Entries shown:
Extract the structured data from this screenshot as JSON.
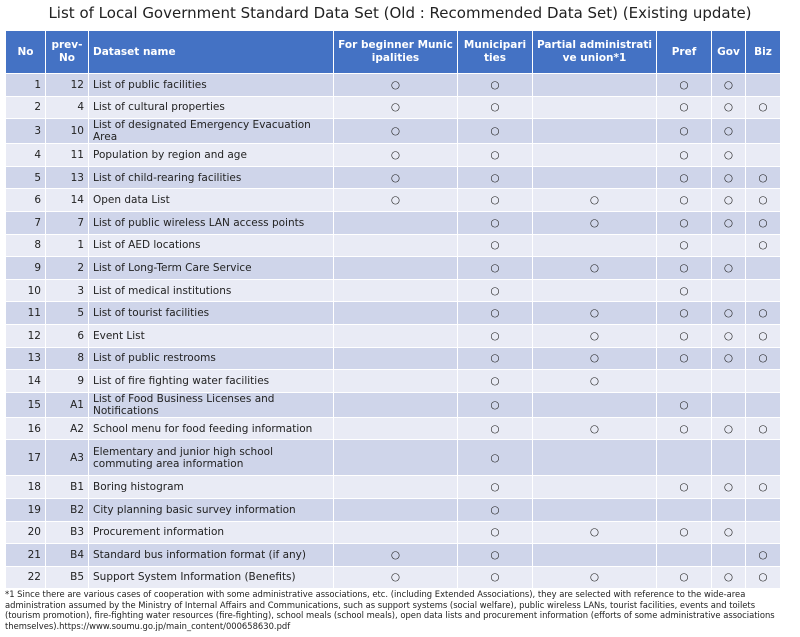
{
  "title": "List of Local Government Standard Data Set (Old : Recommended Data Set) (Existing update)",
  "table": {
    "header": [
      "No",
      "prev-No",
      "Dataset name",
      "For beginner Municipalities",
      "Municiparities",
      "Partial administrative union*1",
      "Pref",
      "Gov",
      "Biz"
    ],
    "rows": [
      [
        1,
        12,
        "List of public facilities",
        "○",
        "○",
        null,
        "○",
        "○",
        null
      ],
      [
        2,
        4,
        "List of cultural properties",
        "○",
        "○",
        null,
        "○",
        "○",
        "○"
      ],
      [
        3,
        10,
        "List of designated Emergency Evacuation Area",
        "○",
        "○",
        null,
        "○",
        "○",
        null
      ],
      [
        4,
        11,
        "Population by region and age",
        "○",
        "○",
        null,
        "○",
        "○",
        null
      ],
      [
        5,
        13,
        "List of child-rearing facilities",
        "○",
        "○",
        null,
        "○",
        "○",
        "○"
      ],
      [
        6,
        14,
        "Open data List",
        "○",
        "○",
        "○",
        "○",
        "○",
        "○"
      ],
      [
        7,
        7,
        "List of public wireless LAN access points",
        null,
        "○",
        "○",
        "○",
        "○",
        "○"
      ],
      [
        8,
        1,
        "List of AED locations",
        null,
        "○",
        null,
        "○",
        null,
        "○"
      ],
      [
        9,
        2,
        "List of Long-Term Care Service",
        null,
        "○",
        "○",
        "○",
        "○",
        null
      ],
      [
        10,
        3,
        "List of medical institutions",
        null,
        "○",
        null,
        "○",
        null,
        null
      ],
      [
        11,
        5,
        "List of tourist facilities",
        null,
        "○",
        "○",
        "○",
        "○",
        "○"
      ],
      [
        12,
        6,
        "Event List",
        null,
        "○",
        "○",
        "○",
        "○",
        "○"
      ],
      [
        13,
        8,
        "List of public restrooms",
        null,
        "○",
        "○",
        "○",
        "○",
        "○"
      ],
      [
        14,
        9,
        "List of fire fighting water facilities",
        null,
        "○",
        "○",
        null,
        null,
        null
      ],
      [
        15,
        "A1",
        "List of Food Business Licenses and Notifications",
        null,
        "○",
        null,
        "○",
        null,
        null
      ],
      [
        16,
        "A2",
        "School menu for food feeding information",
        null,
        "○",
        "○",
        "○",
        "○",
        "○"
      ],
      [
        17,
        "A3",
        "Elementary and junior high school commuting area information",
        null,
        "○",
        null,
        null,
        null,
        null
      ],
      [
        18,
        "B1",
        "Boring histogram",
        null,
        "○",
        null,
        "○",
        "○",
        "○"
      ],
      [
        19,
        "B2",
        "City planning basic survey information",
        null,
        "○",
        null,
        null,
        null,
        null
      ],
      [
        20,
        "B3",
        "Procurement information",
        null,
        "○",
        "○",
        "○",
        "○",
        null
      ],
      [
        21,
        "B4",
        "Standard bus information format (if any)",
        "○",
        "○",
        null,
        null,
        null,
        "○"
      ],
      [
        22,
        "B5",
        "Support System Information (Benefits)",
        "○",
        "○",
        "○",
        "○",
        "○",
        "○"
      ]
    ]
  },
  "footnote": "*1 Since there are various cases of cooperation with some administrative associations, etc. (including Extended Associations), they are selected with reference to the wide-area administration assumed by the Ministry of Internal Affairs and Communications, such as support systems (social welfare), public wireless LANs, tourist facilities, events and toilets (tourism promotion), fire-fighting water resources (fire-fighting), school meals (school meals), open data lists and procurement information (efforts of some administrative associations themselves).https://www.soumu.go.jp/main_content/000658630.pdf"
}
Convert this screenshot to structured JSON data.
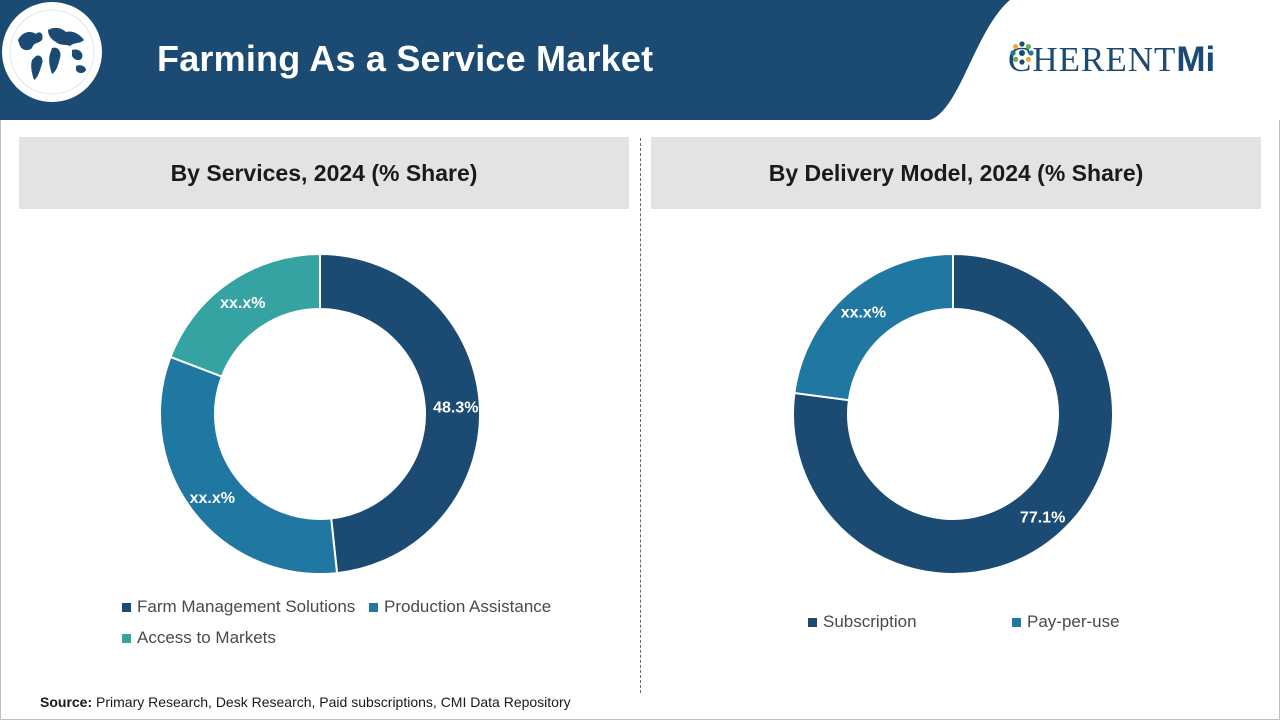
{
  "header": {
    "title": "Farming As a Service Market",
    "logo_main": "C",
    "logo_rest": "HERENT",
    "logo_suffix": "Mi",
    "colors": {
      "banner": "#1b4b72",
      "logo": "#1b4b72"
    }
  },
  "panels": [
    {
      "title": "By Services, 2024 (% Share)"
    },
    {
      "title": "By Delivery Model, 2024 (% Share)"
    }
  ],
  "chart_data": [
    {
      "type": "pie",
      "donut": true,
      "title": "By Services, 2024 (% Share)",
      "categories": [
        "Farm Management Solutions",
        "Production Assistance",
        "Access to Markets"
      ],
      "values": [
        48.3,
        32.5,
        19.2
      ],
      "labels": [
        "48.3%",
        "xx.x%",
        "xx.x%"
      ],
      "colors": [
        "#1b4b72",
        "#1f77a2",
        "#36a3a3"
      ],
      "legend": "bottom"
    },
    {
      "type": "pie",
      "donut": true,
      "title": "By Delivery Model, 2024 (% Share)",
      "categories": [
        "Subscription",
        "Pay-per-use"
      ],
      "values": [
        77.1,
        22.9
      ],
      "labels": [
        "77.1%",
        "xx.x%"
      ],
      "colors": [
        "#1b4b72",
        "#1f77a2"
      ],
      "legend": "bottom"
    }
  ],
  "source": {
    "label": "Source:",
    "text": "Primary Research, Desk Research, Paid subscriptions, CMI Data Repository"
  }
}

Instruction: From start to finish, output the listing exactly, but omit its pictures.

Reply to the exercise:
Extract the structured data from this screenshot as JSON.
{
  "title": "List of Local Government Standard Data Set (Old : Recommended Data Set) (Existing update)",
  "table": {
    "header": [
      "No",
      "prev-No",
      "Dataset name",
      "For beginner Municipalities",
      "Municiparities",
      "Partial administrative union*1",
      "Pref",
      "Gov",
      "Biz"
    ],
    "rows": [
      [
        1,
        12,
        "List of public facilities",
        "○",
        "○",
        null,
        "○",
        "○",
        null
      ],
      [
        2,
        4,
        "List of cultural properties",
        "○",
        "○",
        null,
        "○",
        "○",
        "○"
      ],
      [
        3,
        10,
        "List of designated Emergency Evacuation Area",
        "○",
        "○",
        null,
        "○",
        "○",
        null
      ],
      [
        4,
        11,
        "Population by region and age",
        "○",
        "○",
        null,
        "○",
        "○",
        null
      ],
      [
        5,
        13,
        "List of child-rearing facilities",
        "○",
        "○",
        null,
        "○",
        "○",
        "○"
      ],
      [
        6,
        14,
        "Open data List",
        "○",
        "○",
        "○",
        "○",
        "○",
        "○"
      ],
      [
        7,
        7,
        "List of public wireless LAN access points",
        null,
        "○",
        "○",
        "○",
        "○",
        "○"
      ],
      [
        8,
        1,
        "List of AED locations",
        null,
        "○",
        null,
        "○",
        null,
        "○"
      ],
      [
        9,
        2,
        "List of Long-Term Care Service",
        null,
        "○",
        "○",
        "○",
        "○",
        null
      ],
      [
        10,
        3,
        "List of medical institutions",
        null,
        "○",
        null,
        "○",
        null,
        null
      ],
      [
        11,
        5,
        "List of tourist facilities",
        null,
        "○",
        "○",
        "○",
        "○",
        "○"
      ],
      [
        12,
        6,
        "Event List",
        null,
        "○",
        "○",
        "○",
        "○",
        "○"
      ],
      [
        13,
        8,
        "List of public restrooms",
        null,
        "○",
        "○",
        "○",
        "○",
        "○"
      ],
      [
        14,
        9,
        "List of fire fighting water facilities",
        null,
        "○",
        "○",
        null,
        null,
        null
      ],
      [
        15,
        "A1",
        "List of Food Business Licenses and Notifications",
        null,
        "○",
        null,
        "○",
        null,
        null
      ],
      [
        16,
        "A2",
        "School menu for food feeding information",
        null,
        "○",
        "○",
        "○",
        "○",
        "○"
      ],
      [
        17,
        "A3",
        "Elementary and junior high school commuting area information",
        null,
        "○",
        null,
        null,
        null,
        null
      ],
      [
        18,
        "B1",
        "Boring histogram",
        null,
        "○",
        null,
        "○",
        "○",
        "○"
      ],
      [
        19,
        "B2",
        "City planning basic survey information",
        null,
        "○",
        null,
        null,
        null,
        null
      ],
      [
        20,
        "B3",
        "Procurement information",
        null,
        "○",
        "○",
        "○",
        "○",
        null
      ],
      [
        21,
        "B4",
        "Standard bus information format (if any)",
        "○",
        "○",
        null,
        null,
        null,
        "○"
      ],
      [
        22,
        "B5",
        "Support System Information (Benefits)",
        "○",
        "○",
        "○",
        "○",
        "○",
        "○"
      ]
    ]
  },
  "footnote": "*1 Since there are various cases of cooperation with some administrative associations, etc. (including Extended Associations), they are selected with reference to the wide-area administration assumed by the Ministry of Internal Affairs and Communications, such as support systems (social welfare), public wireless LANs, tourist facilities, events and toilets (tourism promotion), fire-fighting water resources (fire-fighting), school meals (school meals), open data lists and procurement information (efforts of some administrative associations themselves).https://www.soumu.go.jp/main_content/000658630.pdf"
}
Convert this screenshot to structured JSON data.
{
  "header": {
    "title": "Farming As a Service Market",
    "logo_main": "C",
    "logo_rest": "HERENT",
    "logo_suffix": "Mi",
    "colors": {
      "banner": "#1b4b72",
      "logo": "#1b4b72"
    }
  },
  "panels": [
    {
      "title": "By Services, 2024 (% Share)"
    },
    {
      "title": "By Delivery Model, 2024 (% Share)"
    }
  ],
  "chart_data": [
    {
      "type": "pie",
      "donut": true,
      "title": "By Services, 2024 (% Share)",
      "categories": [
        "Farm Management Solutions",
        "Production Assistance",
        "Access to Markets"
      ],
      "values": [
        48.3,
        32.5,
        19.2
      ],
      "labels": [
        "48.3%",
        "xx.x%",
        "xx.x%"
      ],
      "colors": [
        "#1b4b72",
        "#1f77a2",
        "#36a3a3"
      ],
      "legend": "bottom"
    },
    {
      "type": "pie",
      "donut": true,
      "title": "By Delivery Model, 2024 (% Share)",
      "categories": [
        "Subscription",
        "Pay-per-use"
      ],
      "values": [
        77.1,
        22.9
      ],
      "labels": [
        "77.1%",
        "xx.x%"
      ],
      "colors": [
        "#1b4b72",
        "#1f77a2"
      ],
      "legend": "bottom"
    }
  ],
  "source": {
    "label": "Source:",
    "text": "Primary Research, Desk Research, Paid subscriptions, CMI Data Repository"
  }
}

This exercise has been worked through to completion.